# START OF Provided records

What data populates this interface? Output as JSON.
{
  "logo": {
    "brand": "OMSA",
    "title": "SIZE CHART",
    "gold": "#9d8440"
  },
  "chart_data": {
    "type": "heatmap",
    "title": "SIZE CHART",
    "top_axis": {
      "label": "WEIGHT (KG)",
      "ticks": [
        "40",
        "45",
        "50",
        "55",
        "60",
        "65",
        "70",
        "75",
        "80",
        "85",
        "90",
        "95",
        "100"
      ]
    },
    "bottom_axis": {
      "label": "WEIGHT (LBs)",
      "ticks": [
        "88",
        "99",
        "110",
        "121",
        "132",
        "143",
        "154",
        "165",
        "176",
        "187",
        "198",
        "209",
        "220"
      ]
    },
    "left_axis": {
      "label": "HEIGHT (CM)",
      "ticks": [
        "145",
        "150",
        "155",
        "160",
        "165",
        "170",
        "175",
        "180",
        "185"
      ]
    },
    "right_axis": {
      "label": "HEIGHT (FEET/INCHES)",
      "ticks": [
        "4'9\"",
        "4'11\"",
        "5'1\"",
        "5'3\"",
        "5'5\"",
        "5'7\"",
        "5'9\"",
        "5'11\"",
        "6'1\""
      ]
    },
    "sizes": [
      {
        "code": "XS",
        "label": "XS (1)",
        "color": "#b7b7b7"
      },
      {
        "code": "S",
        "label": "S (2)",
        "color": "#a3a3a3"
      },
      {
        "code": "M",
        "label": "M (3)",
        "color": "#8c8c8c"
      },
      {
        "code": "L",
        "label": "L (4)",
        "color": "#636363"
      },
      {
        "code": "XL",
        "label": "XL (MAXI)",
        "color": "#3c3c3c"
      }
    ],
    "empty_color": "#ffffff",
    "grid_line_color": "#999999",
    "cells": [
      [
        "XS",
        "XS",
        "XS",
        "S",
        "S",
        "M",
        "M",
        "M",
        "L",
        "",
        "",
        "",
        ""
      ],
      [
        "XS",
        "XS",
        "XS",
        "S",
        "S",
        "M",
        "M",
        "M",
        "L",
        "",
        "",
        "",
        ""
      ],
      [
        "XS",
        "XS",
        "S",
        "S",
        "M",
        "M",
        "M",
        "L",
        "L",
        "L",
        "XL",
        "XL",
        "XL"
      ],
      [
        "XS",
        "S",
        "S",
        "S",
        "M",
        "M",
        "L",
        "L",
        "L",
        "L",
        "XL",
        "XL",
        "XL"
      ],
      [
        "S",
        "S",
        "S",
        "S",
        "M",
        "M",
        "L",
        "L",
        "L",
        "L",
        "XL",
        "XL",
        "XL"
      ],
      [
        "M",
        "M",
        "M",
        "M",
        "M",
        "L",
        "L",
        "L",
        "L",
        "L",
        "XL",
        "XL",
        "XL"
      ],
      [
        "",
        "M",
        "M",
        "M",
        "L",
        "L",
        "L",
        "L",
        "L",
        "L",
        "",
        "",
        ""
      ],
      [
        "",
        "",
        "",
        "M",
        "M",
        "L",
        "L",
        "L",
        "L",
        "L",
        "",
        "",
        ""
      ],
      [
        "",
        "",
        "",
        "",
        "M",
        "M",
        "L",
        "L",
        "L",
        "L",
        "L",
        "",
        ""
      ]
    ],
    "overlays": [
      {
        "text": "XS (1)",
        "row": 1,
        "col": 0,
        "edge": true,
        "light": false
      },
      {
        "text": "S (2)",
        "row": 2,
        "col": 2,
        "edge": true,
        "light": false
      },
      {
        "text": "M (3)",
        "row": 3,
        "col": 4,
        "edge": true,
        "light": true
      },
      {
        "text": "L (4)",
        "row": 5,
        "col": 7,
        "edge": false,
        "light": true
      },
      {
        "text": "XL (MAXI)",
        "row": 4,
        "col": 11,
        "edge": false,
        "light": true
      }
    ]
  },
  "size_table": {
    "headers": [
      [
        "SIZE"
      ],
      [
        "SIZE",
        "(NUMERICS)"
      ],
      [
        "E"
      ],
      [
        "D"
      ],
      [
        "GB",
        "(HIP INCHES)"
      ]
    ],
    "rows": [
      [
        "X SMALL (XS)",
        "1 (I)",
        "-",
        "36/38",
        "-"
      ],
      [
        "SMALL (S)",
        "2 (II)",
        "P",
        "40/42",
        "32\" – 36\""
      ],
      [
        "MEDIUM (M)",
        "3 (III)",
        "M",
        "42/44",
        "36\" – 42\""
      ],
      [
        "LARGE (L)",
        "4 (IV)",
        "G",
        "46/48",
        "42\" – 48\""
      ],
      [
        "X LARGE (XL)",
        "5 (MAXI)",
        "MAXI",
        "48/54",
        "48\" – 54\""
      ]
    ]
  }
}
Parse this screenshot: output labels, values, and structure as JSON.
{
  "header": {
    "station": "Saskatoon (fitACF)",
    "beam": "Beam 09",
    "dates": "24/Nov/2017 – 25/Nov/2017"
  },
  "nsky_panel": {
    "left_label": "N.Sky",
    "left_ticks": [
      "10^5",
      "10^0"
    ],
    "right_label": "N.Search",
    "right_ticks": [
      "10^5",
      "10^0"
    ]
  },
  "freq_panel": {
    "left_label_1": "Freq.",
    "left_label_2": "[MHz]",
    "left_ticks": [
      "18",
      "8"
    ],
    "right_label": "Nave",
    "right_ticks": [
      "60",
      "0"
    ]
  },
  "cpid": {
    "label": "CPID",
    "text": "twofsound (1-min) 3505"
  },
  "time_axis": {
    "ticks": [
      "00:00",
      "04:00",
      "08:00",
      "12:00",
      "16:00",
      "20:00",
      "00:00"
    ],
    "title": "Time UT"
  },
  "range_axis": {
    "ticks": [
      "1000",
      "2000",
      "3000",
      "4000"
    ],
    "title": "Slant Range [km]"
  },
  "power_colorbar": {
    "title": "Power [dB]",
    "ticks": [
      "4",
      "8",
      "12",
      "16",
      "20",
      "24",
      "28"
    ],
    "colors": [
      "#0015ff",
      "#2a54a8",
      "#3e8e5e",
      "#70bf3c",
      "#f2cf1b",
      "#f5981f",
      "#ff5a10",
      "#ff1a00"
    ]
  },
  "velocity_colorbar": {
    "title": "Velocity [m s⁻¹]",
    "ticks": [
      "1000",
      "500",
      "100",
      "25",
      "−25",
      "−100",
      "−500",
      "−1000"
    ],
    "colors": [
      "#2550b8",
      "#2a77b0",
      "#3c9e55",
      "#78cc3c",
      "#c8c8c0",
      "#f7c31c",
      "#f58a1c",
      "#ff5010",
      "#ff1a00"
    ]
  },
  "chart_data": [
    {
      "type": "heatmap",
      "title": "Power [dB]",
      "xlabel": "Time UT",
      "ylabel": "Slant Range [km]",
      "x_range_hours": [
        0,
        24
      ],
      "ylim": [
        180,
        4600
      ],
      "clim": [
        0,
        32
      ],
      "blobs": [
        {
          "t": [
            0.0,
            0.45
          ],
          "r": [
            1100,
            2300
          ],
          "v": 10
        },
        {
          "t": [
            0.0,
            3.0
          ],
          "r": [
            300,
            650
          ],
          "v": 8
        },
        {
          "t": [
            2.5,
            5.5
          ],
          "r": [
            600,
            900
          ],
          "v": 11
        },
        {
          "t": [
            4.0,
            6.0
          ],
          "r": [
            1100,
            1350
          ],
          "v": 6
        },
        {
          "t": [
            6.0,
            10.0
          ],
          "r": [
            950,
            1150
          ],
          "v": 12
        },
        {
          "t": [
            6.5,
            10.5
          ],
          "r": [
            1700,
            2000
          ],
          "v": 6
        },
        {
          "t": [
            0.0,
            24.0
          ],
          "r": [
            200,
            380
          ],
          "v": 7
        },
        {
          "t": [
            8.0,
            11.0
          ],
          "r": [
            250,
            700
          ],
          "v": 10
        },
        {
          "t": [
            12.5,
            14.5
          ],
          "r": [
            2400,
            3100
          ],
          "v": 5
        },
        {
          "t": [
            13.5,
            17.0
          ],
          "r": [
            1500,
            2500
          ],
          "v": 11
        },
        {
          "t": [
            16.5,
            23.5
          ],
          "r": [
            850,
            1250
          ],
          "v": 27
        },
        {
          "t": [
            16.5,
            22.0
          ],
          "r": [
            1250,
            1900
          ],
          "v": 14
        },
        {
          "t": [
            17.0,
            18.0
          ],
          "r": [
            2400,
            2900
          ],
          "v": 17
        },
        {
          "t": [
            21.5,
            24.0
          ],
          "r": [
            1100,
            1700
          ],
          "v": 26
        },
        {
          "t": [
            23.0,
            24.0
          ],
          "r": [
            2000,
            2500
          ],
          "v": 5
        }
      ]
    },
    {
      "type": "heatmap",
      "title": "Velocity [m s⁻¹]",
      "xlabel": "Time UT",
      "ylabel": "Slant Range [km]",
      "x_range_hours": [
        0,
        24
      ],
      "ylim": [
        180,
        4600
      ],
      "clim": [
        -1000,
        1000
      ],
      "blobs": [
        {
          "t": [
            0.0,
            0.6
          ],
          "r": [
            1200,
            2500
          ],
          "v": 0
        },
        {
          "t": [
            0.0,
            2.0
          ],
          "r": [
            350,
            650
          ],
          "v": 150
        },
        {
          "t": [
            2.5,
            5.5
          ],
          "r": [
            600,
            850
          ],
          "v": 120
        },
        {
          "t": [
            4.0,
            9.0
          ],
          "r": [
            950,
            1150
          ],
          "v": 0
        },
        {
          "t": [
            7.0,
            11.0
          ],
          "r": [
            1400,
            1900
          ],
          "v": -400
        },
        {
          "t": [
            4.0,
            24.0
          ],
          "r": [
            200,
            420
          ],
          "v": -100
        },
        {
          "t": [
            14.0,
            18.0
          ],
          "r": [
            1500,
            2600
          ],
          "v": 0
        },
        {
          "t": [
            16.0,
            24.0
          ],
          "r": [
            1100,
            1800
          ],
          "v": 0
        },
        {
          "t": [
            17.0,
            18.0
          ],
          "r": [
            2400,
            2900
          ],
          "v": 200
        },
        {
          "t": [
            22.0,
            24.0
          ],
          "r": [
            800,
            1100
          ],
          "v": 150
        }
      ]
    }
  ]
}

# END OF Provided records

> **What you will do**
Look through the entries above; copy each line where the string "text" appears.

> **The response**
        "text": "XS (1)",
        "text": "S (2)",
        "text": "M (3)",
        "text": "L (4)",
        "text": "XL (MAXI)",
    "text": "twofsound (1-min) 3505"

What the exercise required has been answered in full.